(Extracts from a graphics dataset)
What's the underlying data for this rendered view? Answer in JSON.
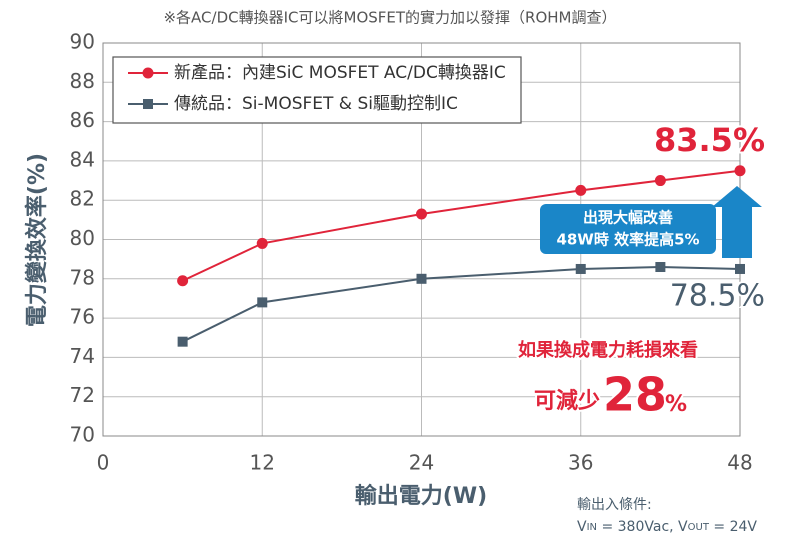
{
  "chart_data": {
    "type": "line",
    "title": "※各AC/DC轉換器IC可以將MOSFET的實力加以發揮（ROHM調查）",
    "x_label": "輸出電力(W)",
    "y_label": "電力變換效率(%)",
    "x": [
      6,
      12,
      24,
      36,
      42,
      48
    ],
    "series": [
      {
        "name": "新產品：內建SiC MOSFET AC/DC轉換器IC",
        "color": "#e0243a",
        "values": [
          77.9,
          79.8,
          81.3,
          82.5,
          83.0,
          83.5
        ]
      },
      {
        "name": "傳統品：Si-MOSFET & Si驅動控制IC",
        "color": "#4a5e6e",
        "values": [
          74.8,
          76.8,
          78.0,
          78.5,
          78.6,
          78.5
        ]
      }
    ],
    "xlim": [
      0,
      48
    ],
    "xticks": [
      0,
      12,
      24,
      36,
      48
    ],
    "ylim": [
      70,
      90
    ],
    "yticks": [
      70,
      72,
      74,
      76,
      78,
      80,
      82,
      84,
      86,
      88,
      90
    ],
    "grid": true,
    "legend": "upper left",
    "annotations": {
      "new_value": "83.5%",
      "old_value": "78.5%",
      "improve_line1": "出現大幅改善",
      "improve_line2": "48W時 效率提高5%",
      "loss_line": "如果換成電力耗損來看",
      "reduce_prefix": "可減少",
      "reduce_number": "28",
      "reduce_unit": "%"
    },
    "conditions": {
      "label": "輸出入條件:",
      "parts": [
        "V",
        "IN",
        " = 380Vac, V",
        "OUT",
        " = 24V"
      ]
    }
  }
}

* * *

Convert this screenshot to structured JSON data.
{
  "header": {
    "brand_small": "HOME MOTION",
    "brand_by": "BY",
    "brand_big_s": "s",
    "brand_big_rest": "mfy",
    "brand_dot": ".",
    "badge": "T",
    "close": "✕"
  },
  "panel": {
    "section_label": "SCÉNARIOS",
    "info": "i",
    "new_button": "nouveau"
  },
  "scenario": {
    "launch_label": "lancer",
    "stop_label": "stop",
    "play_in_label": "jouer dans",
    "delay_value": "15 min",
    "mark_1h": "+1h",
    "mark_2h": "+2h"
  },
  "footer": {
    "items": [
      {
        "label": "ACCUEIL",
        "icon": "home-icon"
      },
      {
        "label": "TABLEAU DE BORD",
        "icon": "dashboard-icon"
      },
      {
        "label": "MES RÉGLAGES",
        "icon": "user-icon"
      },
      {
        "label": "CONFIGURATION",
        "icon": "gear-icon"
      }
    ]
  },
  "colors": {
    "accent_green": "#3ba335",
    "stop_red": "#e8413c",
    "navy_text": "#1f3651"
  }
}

* Requirement *
Using the records given above, list every line that includes the word "name".

* Written reply *
        "name": "新產品：內建SiC MOSFET AC/DC轉換器IC",
        "name": "傳統品：Si-MOSFET & Si驅動控制IC",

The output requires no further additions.